(Saved entries)
* * *
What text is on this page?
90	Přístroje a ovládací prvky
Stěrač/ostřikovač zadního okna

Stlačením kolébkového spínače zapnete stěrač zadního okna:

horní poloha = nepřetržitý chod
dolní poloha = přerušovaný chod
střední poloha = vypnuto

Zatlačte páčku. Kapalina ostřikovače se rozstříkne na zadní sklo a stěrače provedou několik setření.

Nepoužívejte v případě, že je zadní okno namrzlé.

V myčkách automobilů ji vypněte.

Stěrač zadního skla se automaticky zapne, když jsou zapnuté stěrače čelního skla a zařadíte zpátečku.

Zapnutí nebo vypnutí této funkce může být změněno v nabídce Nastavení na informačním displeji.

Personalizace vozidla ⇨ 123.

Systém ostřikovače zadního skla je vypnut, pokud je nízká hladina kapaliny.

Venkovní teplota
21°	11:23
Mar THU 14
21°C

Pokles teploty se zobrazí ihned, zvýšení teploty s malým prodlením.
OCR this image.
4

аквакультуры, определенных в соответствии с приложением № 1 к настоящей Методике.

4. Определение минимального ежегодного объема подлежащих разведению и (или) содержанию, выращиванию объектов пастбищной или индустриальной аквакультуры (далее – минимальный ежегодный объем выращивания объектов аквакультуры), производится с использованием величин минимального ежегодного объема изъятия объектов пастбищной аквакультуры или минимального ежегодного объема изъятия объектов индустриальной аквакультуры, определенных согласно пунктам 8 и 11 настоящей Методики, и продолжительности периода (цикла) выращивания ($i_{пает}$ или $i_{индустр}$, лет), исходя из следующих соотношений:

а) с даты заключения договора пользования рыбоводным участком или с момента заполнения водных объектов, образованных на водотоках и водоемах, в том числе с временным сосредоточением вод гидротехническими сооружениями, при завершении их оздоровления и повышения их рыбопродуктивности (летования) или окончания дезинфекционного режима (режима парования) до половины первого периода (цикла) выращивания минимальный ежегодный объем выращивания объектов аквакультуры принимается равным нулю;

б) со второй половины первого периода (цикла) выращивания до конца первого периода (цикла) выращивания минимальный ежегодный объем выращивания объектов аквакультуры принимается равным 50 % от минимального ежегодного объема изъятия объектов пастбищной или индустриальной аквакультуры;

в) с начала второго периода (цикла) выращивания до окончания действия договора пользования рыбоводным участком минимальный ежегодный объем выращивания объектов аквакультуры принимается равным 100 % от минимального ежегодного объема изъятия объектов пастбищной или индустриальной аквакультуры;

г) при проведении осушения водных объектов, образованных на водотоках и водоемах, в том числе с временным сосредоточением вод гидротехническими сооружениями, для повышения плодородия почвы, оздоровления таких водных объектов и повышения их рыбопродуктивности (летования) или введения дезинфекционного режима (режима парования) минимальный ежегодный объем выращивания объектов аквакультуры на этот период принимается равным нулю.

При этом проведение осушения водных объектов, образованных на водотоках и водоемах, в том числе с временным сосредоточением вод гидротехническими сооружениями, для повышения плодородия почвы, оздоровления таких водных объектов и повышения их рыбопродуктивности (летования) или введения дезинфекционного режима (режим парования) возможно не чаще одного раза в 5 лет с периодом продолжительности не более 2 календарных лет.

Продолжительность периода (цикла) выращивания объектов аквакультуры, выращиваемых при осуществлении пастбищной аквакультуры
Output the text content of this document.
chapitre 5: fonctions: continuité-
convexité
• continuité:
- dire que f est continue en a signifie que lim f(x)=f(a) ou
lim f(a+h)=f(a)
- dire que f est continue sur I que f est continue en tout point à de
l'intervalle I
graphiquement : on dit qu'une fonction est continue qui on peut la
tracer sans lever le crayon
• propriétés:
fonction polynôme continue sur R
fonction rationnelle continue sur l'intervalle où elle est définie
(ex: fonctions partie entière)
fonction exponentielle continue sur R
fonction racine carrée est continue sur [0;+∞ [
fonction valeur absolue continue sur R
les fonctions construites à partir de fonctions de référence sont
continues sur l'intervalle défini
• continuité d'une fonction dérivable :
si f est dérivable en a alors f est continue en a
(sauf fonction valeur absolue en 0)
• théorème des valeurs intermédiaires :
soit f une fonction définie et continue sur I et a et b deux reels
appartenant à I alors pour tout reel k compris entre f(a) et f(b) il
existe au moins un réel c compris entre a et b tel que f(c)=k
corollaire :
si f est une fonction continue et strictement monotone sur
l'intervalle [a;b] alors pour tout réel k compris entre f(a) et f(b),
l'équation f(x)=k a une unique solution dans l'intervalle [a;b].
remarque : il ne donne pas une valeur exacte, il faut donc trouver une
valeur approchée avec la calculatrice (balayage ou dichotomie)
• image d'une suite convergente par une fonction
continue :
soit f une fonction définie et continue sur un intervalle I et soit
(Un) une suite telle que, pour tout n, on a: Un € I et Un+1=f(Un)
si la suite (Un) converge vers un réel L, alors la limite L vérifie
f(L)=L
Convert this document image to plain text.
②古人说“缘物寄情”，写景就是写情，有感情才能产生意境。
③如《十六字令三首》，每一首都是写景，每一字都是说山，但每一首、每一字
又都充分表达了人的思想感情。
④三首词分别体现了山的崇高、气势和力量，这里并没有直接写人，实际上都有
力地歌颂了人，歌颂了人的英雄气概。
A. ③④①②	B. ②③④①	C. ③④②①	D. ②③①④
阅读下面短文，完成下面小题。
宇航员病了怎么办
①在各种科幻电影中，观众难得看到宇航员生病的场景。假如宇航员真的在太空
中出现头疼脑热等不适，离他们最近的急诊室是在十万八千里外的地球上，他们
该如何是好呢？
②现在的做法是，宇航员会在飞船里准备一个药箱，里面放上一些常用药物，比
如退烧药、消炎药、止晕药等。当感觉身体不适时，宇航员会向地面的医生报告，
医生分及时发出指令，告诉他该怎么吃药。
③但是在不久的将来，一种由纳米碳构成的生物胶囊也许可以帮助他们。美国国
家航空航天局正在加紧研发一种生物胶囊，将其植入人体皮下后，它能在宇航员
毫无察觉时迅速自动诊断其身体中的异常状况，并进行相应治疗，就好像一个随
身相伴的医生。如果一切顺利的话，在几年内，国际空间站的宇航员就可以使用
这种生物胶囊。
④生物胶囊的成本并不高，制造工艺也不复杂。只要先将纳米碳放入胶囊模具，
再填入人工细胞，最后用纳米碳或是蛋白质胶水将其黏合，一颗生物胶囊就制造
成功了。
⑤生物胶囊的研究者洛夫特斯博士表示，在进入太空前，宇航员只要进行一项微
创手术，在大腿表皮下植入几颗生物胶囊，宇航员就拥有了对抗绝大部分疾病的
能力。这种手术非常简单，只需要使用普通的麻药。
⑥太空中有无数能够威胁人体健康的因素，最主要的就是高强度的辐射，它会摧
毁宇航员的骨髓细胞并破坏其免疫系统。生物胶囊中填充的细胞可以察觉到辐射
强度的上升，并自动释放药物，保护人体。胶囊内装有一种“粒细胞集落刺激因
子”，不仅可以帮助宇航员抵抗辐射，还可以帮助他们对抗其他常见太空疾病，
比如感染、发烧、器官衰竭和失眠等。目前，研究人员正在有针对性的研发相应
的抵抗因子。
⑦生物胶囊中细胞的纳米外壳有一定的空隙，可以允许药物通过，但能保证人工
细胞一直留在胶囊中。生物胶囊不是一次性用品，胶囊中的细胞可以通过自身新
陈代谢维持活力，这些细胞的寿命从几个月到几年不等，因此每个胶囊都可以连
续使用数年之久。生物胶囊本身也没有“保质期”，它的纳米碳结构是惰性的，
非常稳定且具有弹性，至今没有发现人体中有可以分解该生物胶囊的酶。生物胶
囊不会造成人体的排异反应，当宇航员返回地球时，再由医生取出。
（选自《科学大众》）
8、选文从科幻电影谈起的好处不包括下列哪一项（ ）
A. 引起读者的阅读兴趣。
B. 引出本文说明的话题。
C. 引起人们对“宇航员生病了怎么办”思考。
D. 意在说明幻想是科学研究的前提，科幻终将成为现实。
* * *
▸ **Task to complete**
Identify the lines in the entries above that contain "intervalle", then copy them out.

▸ **Expected answer**
l'intervalle I
fonction rationnelle continue sur l'intervalle où elle est définie
continues sur l'intervalle défini
l'intervalle [a;b] alors pour tout réel k compris entre f(a) et f(b),
l'équation f(x)=k a une unique solution dans l'intervalle [a;b].
soit f une fonction définie et continue sur un intervalle I et soit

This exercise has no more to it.